◆ Stated exercise: Write the entries out again exactly as they stand, but without the pictures.
··· Source records ···
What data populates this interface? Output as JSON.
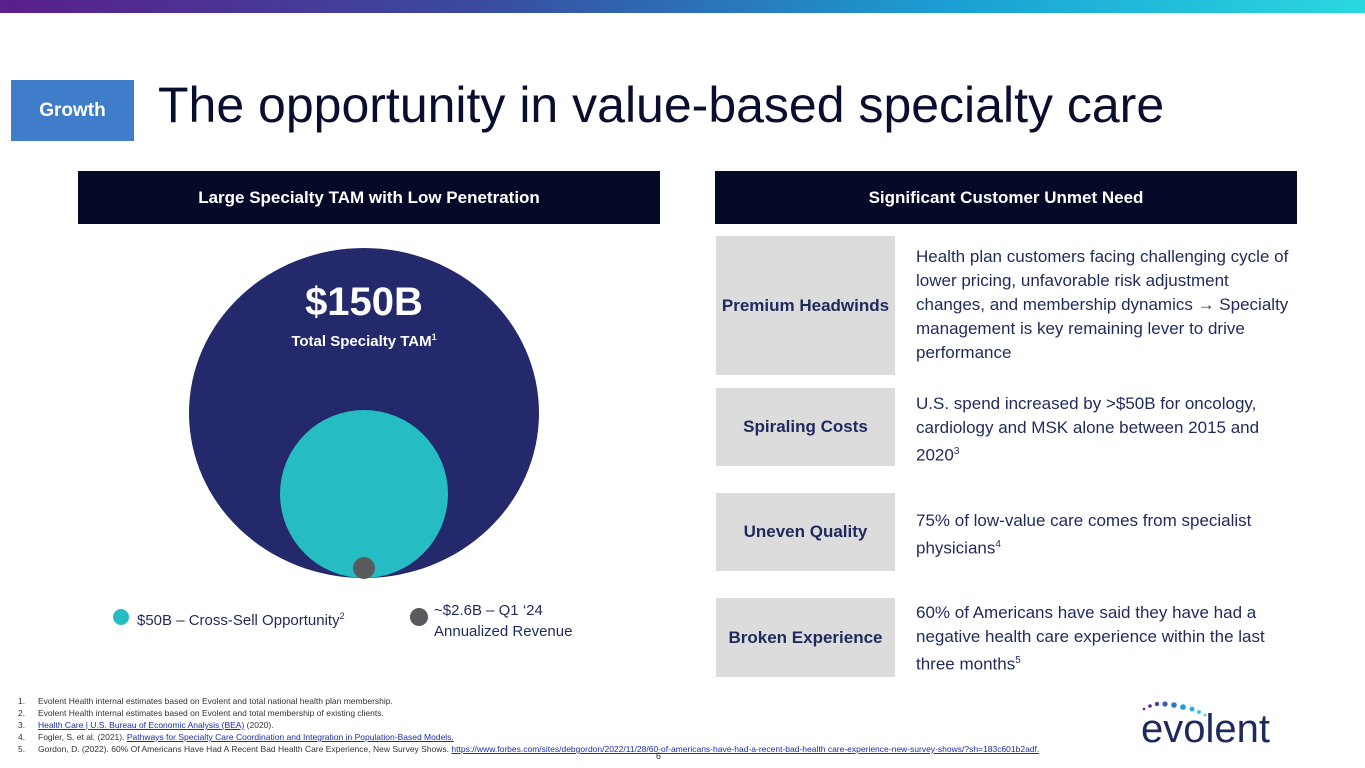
{
  "section_badge": "Growth",
  "title": "The opportunity in value-based specialty care",
  "left_panel": {
    "header": "Large Specialty TAM with Low Penetration",
    "tam_value": "$150B",
    "tam_label": "Total Specialty TAM",
    "tam_sup": "1",
    "legend": [
      {
        "text": "$50B – Cross-Sell Opportunity",
        "sup": "2",
        "color": "#26bcc4"
      },
      {
        "line1": "~$2.6B – Q1 ‘24",
        "line2": "Annualized Revenue",
        "color": "#595a5e"
      }
    ],
    "colors": {
      "total": "#23296a",
      "cross_sell": "#26bcc4",
      "revenue": "#595a5e"
    }
  },
  "right_panel": {
    "header": "Significant Customer Unmet Need",
    "rows": [
      {
        "label": "Premium Headwinds",
        "text": "Health plan customers facing challenging cycle of lower pricing, unfavorable risk adjustment changes, and membership dynamics → Specialty management is key remaining lever to drive performance",
        "sup": ""
      },
      {
        "label": "Spiraling Costs",
        "text": "U.S. spend increased by >$50B for oncology, cardiology and MSK alone between 2015 and 2020",
        "sup": "3"
      },
      {
        "label": "Uneven Quality",
        "text": "75% of low-value care comes from specialist physicians",
        "sup": "4"
      },
      {
        "label": "Broken Experience",
        "text": "60% of Americans have said they have had a negative health care experience within the last three months",
        "sup": "5"
      }
    ]
  },
  "footnotes": [
    {
      "num": "1.",
      "text": "Evolent Health internal estimates based on Evolent and total national health plan membership.",
      "link": "",
      "after": ""
    },
    {
      "num": "2.",
      "text": "Evolent Health internal estimates based on Evolent and total membership of existing clients.",
      "link": "",
      "after": ""
    },
    {
      "num": "3.",
      "text": "",
      "link": "Health Care | U.S. Bureau of Economic Analysis (BEA)",
      "after": " (2020)."
    },
    {
      "num": "4.",
      "text": "Fogler, S. et al. (2021). ",
      "link": "Pathways for Specialty Care Coordination and Integration in Population-Based Models.",
      "after": ""
    },
    {
      "num": "5.",
      "text": "Gordon, D. (2022). 60% Of Americans Have Had A Recent Bad Health Care Experience, New Survey Shows. ",
      "link": "https://www.forbes.com/sites/debgordon/2022/11/28/60-of-americans-have-had-a-recent-bad-health care-experience-new-survey-shows/?sh=183c601b2adf.",
      "after": ""
    }
  ],
  "page_number": "6",
  "logo_text": "evolent"
}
···
◆ Written solution:
What data populates this interface? Output as JSON.
{
  "section_badge": "Growth",
  "title": "The opportunity in value-based specialty care",
  "left_panel": {
    "header": "Large Specialty TAM with Low Penetration",
    "tam_value": "$150B",
    "tam_label": "Total Specialty TAM",
    "tam_sup": "1",
    "legend": [
      {
        "text": "$50B – Cross-Sell Opportunity",
        "sup": "2",
        "color": "#26bcc4"
      },
      {
        "line1": "~$2.6B – Q1 ‘24",
        "line2": "Annualized Revenue",
        "color": "#595a5e"
      }
    ],
    "colors": {
      "total": "#23296a",
      "cross_sell": "#26bcc4",
      "revenue": "#595a5e"
    }
  },
  "right_panel": {
    "header": "Significant Customer Unmet Need",
    "rows": [
      {
        "label": "Premium Headwinds",
        "text": "Health plan customers facing challenging cycle of lower pricing, unfavorable risk adjustment changes, and membership dynamics → Specialty management is key remaining lever to drive performance",
        "sup": ""
      },
      {
        "label": "Spiraling Costs",
        "text": "U.S. spend increased by >$50B for oncology, cardiology and MSK alone between 2015 and 2020",
        "sup": "3"
      },
      {
        "label": "Uneven Quality",
        "text": "75% of low-value care comes from specialist physicians",
        "sup": "4"
      },
      {
        "label": "Broken Experience",
        "text": "60% of Americans have said they have had a negative health care experience within the last three months",
        "sup": "5"
      }
    ]
  },
  "footnotes": [
    {
      "num": "1.",
      "text": "Evolent Health internal estimates based on Evolent and total national health plan membership.",
      "link": "",
      "after": ""
    },
    {
      "num": "2.",
      "text": "Evolent Health internal estimates based on Evolent and total membership of existing clients.",
      "link": "",
      "after": ""
    },
    {
      "num": "3.",
      "text": "",
      "link": "Health Care | U.S. Bureau of Economic Analysis (BEA)",
      "after": " (2020)."
    },
    {
      "num": "4.",
      "text": "Fogler, S. et al. (2021). ",
      "link": "Pathways for Specialty Care Coordination and Integration in Population-Based Models.",
      "after": ""
    },
    {
      "num": "5.",
      "text": "Gordon, D. (2022). 60% Of Americans Have Had A Recent Bad Health Care Experience, New Survey Shows. ",
      "link": "https://www.forbes.com/sites/debgordon/2022/11/28/60-of-americans-have-had-a-recent-bad-health care-experience-new-survey-shows/?sh=183c601b2adf.",
      "after": ""
    }
  ],
  "page_number": "6",
  "logo_text": "evolent"
}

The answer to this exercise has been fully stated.